Aim of the exercise. Scan the entries below and extract each line with the word "open" in it.

───

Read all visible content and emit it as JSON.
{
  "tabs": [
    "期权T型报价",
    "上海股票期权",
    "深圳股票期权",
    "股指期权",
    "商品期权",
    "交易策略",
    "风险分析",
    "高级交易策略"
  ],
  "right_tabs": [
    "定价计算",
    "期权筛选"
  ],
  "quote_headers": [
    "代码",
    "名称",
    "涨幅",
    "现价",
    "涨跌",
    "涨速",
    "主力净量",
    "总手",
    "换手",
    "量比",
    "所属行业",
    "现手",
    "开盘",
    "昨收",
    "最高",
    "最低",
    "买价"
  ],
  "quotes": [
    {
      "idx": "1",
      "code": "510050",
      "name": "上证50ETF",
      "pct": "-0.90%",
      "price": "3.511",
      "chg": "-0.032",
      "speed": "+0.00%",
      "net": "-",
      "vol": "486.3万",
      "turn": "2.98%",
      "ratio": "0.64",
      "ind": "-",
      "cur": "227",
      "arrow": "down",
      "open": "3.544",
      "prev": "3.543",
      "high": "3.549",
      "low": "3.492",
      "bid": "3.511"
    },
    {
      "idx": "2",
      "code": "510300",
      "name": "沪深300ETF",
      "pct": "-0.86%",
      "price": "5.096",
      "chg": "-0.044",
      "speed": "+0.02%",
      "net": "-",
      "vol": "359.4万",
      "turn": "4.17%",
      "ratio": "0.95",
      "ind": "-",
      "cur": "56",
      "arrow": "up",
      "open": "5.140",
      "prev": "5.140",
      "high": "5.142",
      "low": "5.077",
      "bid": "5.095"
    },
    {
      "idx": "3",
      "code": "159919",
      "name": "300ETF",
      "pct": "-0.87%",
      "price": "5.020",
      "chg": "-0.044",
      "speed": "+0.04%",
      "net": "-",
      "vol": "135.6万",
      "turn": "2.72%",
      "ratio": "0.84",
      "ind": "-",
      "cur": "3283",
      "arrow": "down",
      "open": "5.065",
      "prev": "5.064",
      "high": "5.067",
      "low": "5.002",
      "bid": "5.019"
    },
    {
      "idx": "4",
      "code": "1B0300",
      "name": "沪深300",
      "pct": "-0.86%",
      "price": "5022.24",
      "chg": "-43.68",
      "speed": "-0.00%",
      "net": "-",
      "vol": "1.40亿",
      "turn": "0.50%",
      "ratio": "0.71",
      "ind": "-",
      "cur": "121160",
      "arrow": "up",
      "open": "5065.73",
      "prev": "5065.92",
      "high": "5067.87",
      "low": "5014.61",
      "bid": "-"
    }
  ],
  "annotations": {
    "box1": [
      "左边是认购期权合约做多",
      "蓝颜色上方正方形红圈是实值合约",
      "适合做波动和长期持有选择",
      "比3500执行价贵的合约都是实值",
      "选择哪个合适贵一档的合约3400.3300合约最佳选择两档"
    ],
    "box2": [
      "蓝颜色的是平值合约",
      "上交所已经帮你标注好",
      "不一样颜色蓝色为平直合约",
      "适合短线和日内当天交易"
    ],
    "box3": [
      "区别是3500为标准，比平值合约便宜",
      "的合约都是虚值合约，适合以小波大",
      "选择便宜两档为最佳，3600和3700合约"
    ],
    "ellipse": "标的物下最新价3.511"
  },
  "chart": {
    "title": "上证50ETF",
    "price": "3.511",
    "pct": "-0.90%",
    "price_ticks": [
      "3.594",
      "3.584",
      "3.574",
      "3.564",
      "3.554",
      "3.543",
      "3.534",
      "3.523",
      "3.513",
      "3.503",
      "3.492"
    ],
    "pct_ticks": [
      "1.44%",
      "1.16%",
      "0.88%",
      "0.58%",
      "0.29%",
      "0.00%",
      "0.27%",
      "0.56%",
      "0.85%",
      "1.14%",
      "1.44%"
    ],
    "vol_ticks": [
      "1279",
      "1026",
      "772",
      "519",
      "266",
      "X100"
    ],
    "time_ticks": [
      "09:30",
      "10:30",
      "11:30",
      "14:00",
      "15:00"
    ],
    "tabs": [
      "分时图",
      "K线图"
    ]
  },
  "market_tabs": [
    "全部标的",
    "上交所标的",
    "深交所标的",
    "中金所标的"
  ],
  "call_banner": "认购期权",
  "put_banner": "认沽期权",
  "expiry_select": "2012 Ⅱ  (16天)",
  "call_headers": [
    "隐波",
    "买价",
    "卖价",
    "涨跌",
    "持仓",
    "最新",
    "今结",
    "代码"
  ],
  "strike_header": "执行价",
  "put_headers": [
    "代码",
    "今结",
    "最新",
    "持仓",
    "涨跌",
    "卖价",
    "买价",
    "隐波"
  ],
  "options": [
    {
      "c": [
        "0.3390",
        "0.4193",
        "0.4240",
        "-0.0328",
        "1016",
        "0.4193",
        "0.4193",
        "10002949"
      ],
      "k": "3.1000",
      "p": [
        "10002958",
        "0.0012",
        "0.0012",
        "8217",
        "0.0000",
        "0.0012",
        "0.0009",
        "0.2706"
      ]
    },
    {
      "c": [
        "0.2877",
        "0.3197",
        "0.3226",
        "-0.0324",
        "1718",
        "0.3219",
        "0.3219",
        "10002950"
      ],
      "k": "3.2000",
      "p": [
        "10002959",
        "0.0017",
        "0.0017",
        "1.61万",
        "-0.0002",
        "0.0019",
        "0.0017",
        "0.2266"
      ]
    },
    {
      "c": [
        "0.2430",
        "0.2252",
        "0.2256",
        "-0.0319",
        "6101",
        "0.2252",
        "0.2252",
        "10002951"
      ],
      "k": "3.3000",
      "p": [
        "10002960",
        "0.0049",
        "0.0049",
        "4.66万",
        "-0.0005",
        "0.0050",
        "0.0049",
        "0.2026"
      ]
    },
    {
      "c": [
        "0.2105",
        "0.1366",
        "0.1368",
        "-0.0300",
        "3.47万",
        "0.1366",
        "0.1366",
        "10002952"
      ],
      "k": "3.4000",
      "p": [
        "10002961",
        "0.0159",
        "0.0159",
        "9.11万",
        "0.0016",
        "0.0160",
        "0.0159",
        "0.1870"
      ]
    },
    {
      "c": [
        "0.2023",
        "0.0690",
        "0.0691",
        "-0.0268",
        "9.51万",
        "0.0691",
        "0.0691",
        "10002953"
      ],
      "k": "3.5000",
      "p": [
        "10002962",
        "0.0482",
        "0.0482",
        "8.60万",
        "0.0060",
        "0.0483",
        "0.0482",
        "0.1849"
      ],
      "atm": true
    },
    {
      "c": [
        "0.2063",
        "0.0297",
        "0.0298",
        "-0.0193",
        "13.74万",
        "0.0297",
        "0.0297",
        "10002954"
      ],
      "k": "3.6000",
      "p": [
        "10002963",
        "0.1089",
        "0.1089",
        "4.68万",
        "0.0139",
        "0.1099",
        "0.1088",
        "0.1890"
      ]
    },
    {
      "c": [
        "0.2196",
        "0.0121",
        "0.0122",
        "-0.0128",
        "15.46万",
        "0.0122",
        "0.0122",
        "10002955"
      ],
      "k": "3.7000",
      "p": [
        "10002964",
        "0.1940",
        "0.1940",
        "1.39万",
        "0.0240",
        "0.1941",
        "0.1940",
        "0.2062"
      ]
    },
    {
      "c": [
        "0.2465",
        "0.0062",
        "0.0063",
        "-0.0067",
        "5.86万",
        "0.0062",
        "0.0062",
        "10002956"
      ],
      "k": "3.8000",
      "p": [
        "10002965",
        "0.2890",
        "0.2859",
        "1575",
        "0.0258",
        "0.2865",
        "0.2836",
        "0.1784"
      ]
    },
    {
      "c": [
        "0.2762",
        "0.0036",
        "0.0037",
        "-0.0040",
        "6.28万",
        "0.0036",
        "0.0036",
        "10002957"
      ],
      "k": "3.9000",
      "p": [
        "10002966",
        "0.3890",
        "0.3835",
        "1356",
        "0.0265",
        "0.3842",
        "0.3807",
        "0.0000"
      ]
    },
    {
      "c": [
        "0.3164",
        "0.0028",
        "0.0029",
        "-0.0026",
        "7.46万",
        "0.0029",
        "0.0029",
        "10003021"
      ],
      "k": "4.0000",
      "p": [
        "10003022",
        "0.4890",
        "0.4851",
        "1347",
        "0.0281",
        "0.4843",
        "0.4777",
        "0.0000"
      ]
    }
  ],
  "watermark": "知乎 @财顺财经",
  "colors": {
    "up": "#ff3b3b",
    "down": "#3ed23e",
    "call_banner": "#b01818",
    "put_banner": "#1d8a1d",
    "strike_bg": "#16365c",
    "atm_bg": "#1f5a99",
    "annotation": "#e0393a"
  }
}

───

Worked answer.
      "open": "3.544",
      "open": "5.140",
      "open": "5.065",
      "open": "5065.73",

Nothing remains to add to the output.